§ **DATASET RECORDS**:
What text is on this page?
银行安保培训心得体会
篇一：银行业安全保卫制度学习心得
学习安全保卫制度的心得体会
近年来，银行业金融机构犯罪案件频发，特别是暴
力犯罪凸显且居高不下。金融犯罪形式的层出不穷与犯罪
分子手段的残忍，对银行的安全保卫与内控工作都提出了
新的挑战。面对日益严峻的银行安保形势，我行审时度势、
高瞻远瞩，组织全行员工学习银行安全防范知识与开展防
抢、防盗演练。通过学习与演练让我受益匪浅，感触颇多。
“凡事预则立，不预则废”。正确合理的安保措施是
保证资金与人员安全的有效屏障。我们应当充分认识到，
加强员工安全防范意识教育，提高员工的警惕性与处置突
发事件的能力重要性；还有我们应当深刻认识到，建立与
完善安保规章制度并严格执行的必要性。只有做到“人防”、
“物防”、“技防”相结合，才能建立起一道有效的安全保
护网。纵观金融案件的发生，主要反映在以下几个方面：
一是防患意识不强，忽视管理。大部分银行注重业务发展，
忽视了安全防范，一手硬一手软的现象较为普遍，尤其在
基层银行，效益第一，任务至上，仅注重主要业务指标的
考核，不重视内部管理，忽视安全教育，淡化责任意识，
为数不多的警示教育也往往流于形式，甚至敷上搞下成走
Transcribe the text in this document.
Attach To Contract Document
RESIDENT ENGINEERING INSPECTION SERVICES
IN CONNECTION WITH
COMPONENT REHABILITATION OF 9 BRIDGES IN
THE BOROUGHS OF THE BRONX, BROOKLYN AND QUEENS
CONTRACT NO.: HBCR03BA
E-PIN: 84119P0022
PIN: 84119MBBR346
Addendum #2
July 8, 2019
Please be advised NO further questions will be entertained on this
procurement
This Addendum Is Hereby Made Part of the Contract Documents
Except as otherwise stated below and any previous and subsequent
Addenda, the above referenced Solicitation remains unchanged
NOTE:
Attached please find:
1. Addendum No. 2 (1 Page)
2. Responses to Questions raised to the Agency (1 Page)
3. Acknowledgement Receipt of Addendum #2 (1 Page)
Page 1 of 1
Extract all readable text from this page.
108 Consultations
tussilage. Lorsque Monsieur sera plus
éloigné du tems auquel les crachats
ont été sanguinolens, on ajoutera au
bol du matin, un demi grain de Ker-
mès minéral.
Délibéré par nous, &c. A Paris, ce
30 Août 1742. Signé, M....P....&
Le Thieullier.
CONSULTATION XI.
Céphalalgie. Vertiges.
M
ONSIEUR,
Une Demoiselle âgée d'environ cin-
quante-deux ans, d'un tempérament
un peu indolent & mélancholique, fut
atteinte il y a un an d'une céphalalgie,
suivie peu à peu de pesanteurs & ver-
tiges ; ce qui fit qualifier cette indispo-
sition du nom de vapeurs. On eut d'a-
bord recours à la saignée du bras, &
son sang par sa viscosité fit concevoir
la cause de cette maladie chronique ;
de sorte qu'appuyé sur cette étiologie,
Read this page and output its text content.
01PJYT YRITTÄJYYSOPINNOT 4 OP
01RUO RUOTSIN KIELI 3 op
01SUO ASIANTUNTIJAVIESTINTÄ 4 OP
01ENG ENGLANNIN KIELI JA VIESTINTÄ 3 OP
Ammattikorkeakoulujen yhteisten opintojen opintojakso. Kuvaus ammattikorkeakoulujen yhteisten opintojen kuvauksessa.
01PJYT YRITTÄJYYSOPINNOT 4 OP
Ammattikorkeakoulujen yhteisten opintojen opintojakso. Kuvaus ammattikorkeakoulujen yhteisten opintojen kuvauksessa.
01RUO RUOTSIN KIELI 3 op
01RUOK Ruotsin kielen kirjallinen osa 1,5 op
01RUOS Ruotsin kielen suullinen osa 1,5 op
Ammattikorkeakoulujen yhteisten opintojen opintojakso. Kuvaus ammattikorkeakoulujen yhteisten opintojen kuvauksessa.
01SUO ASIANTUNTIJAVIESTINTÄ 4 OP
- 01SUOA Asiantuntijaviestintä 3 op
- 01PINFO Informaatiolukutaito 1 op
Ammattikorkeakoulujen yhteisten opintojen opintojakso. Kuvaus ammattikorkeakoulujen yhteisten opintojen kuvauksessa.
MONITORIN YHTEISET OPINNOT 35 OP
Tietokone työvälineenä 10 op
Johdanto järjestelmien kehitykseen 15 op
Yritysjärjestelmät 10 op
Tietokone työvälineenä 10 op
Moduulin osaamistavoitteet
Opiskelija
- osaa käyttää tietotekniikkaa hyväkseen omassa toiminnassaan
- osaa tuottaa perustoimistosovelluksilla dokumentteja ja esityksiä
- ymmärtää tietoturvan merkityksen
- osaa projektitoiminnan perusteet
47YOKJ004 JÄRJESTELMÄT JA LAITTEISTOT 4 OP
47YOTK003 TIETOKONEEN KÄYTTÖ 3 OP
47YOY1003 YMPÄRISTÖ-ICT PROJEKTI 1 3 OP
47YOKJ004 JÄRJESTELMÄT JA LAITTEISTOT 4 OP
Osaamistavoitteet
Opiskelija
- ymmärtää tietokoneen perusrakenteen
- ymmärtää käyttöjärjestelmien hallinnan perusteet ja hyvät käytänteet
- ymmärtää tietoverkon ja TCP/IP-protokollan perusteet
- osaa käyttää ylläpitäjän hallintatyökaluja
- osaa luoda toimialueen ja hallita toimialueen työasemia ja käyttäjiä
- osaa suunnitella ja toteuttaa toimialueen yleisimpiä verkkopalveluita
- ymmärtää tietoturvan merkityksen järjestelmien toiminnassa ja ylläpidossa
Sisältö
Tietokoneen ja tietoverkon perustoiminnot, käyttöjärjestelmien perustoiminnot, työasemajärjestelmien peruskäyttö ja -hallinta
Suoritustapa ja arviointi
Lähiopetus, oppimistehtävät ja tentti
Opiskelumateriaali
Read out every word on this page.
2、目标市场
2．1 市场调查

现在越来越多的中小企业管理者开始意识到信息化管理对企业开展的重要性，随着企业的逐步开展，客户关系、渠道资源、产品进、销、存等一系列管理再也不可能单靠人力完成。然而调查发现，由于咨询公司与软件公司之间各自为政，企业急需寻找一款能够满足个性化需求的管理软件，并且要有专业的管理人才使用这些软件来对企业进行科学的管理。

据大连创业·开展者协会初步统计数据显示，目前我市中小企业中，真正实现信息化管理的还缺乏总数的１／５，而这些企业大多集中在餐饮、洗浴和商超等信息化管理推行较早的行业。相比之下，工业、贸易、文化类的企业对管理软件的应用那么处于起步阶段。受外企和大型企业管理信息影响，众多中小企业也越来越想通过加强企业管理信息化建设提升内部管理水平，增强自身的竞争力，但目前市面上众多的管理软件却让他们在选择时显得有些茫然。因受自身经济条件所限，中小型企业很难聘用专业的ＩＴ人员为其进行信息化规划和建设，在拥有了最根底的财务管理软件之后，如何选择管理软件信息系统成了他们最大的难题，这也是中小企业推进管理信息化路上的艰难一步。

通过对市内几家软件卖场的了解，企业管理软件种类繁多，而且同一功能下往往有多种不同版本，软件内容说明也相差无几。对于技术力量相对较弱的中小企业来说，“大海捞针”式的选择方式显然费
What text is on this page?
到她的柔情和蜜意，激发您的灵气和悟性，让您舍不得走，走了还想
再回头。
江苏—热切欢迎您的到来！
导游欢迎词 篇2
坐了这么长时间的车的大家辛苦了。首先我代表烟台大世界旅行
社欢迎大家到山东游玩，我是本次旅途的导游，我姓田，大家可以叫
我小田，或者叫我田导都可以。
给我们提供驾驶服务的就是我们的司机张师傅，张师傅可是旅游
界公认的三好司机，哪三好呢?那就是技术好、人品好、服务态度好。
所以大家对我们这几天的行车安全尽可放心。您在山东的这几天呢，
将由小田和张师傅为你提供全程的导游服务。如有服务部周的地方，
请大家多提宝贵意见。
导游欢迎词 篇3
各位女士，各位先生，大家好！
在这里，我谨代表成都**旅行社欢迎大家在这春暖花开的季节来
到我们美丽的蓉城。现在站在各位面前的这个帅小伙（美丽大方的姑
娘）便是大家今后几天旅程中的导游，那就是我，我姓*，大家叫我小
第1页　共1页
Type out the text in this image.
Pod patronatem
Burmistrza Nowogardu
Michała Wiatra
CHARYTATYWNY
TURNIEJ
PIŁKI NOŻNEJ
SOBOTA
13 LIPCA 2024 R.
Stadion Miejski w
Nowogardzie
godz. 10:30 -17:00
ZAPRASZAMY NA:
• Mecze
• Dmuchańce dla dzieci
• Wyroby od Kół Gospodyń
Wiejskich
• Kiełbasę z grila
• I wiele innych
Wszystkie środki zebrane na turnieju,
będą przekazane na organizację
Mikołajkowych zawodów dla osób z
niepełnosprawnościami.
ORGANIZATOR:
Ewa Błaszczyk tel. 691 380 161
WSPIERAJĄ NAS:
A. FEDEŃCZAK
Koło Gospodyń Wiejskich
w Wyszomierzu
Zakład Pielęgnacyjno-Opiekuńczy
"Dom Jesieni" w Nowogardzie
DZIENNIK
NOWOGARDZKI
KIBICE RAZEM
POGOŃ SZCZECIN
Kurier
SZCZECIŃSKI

§ **PROBLEM REQUIREMENTS**:
Of the lines in the data, how many hold the string "Gospodyń"? State the number, nothing else.

§ **OUTPUT FOR THIS EXERCISE**:
2